■ **Objective**:
Transcribe the listing below word for word, from its first line through the line containing "65, 112, 81]", inclusive, and reproduce nothing beyond that line.

■ **Extracted information**:
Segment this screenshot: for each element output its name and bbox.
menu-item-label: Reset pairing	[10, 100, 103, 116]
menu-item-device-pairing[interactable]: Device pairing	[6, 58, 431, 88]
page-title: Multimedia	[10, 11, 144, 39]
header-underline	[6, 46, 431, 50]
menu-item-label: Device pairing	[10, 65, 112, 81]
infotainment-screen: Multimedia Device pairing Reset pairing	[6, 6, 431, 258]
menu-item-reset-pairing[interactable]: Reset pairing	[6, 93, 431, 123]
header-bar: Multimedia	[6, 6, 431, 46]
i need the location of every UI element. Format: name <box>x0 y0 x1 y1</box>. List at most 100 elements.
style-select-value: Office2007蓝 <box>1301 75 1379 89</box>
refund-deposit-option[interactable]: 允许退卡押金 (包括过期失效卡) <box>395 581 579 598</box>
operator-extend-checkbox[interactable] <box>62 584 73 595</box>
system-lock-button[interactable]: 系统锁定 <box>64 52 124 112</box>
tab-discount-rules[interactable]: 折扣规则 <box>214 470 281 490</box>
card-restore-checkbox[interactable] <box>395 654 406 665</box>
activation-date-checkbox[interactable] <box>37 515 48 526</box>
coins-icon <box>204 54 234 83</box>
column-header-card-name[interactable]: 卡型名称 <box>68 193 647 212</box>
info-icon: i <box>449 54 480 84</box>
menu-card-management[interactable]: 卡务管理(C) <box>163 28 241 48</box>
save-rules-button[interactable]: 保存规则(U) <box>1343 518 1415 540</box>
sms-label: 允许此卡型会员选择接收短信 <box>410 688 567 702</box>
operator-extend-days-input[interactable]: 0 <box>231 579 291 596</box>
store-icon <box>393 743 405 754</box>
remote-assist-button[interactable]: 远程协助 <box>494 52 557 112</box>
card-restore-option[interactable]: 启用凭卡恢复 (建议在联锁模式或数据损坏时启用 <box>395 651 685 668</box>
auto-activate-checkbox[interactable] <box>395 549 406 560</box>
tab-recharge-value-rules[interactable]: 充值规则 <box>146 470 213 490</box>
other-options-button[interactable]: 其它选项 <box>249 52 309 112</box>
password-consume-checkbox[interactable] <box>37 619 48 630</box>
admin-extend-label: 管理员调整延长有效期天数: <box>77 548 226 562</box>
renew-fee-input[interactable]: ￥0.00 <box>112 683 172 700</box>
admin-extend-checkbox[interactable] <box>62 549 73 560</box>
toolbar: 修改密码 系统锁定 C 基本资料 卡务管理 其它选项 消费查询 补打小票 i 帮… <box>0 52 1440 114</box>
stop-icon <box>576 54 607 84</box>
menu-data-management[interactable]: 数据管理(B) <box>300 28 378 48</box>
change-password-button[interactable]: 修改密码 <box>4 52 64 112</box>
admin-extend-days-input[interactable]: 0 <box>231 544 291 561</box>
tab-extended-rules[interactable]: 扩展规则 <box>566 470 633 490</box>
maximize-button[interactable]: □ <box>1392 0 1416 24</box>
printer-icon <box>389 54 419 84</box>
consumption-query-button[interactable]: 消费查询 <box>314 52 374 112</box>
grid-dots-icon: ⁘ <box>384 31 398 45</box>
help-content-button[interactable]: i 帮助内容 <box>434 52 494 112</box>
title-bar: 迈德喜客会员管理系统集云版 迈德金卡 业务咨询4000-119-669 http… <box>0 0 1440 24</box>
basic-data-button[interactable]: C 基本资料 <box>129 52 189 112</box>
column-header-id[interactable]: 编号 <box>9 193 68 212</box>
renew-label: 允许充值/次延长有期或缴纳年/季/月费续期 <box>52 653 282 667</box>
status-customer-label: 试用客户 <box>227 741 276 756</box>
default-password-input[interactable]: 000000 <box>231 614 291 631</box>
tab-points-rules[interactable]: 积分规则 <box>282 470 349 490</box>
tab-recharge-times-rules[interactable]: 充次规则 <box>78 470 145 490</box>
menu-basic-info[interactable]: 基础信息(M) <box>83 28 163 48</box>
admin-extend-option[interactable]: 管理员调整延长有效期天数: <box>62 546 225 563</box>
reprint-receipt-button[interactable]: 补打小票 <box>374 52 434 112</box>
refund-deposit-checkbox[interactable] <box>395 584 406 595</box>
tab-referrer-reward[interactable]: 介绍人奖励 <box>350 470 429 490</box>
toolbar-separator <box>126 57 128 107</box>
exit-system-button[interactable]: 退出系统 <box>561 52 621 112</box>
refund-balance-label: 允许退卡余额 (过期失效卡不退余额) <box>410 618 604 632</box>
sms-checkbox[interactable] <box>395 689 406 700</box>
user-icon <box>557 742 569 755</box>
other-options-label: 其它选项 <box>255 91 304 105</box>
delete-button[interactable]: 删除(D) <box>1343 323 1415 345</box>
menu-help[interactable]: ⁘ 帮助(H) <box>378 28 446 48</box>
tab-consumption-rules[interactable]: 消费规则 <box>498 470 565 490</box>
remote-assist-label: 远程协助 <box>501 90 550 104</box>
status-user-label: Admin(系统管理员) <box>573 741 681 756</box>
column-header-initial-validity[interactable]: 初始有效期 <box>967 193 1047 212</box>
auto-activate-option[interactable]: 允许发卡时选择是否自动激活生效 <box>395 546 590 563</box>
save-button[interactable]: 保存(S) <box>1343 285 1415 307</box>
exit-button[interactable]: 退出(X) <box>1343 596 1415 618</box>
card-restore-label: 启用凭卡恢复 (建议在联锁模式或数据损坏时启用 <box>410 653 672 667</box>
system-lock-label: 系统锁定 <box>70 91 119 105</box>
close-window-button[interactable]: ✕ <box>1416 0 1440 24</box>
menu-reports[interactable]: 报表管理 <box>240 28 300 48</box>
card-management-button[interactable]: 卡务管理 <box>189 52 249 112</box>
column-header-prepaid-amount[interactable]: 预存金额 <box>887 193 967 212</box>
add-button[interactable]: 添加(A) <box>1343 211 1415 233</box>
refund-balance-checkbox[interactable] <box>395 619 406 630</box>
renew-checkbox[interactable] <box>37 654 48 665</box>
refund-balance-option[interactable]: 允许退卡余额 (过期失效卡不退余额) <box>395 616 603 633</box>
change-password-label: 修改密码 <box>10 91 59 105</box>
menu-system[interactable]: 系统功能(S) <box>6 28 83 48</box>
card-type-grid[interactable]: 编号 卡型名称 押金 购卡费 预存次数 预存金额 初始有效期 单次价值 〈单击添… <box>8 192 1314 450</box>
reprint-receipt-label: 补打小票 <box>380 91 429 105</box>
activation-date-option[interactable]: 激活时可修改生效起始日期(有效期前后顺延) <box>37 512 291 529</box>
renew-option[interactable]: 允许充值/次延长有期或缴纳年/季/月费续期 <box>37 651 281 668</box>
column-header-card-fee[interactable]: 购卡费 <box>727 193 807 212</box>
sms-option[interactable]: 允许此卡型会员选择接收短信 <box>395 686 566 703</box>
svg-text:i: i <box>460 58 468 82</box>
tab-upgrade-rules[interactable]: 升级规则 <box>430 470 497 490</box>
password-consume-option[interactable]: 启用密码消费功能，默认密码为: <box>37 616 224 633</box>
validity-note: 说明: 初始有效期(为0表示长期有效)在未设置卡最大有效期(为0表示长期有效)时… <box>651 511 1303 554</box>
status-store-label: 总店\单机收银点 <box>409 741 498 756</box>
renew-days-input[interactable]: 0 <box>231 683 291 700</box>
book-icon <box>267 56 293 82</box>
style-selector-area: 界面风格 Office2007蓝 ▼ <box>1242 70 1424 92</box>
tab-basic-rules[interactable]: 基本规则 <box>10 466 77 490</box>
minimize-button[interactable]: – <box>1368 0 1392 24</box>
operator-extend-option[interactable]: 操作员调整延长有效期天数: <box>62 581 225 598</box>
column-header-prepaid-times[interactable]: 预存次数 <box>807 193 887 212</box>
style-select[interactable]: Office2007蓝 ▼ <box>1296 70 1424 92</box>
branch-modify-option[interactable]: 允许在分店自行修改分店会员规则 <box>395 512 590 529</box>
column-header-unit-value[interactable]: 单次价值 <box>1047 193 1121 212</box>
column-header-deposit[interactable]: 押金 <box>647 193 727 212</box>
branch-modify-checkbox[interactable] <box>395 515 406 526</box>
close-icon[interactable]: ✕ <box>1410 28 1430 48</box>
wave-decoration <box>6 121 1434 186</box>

■ **Complete response**:
Segment this screenshot: for each element output its name and bbox.
menu-item-label: Reset pairing	[10, 100, 103, 116]
menu-item-device-pairing[interactable]: Device pairing	[6, 58, 431, 88]
page-title: Multimedia	[10, 11, 144, 39]
header-underline	[6, 46, 431, 50]
menu-item-label: Device pairing	[10, 65, 112, 81]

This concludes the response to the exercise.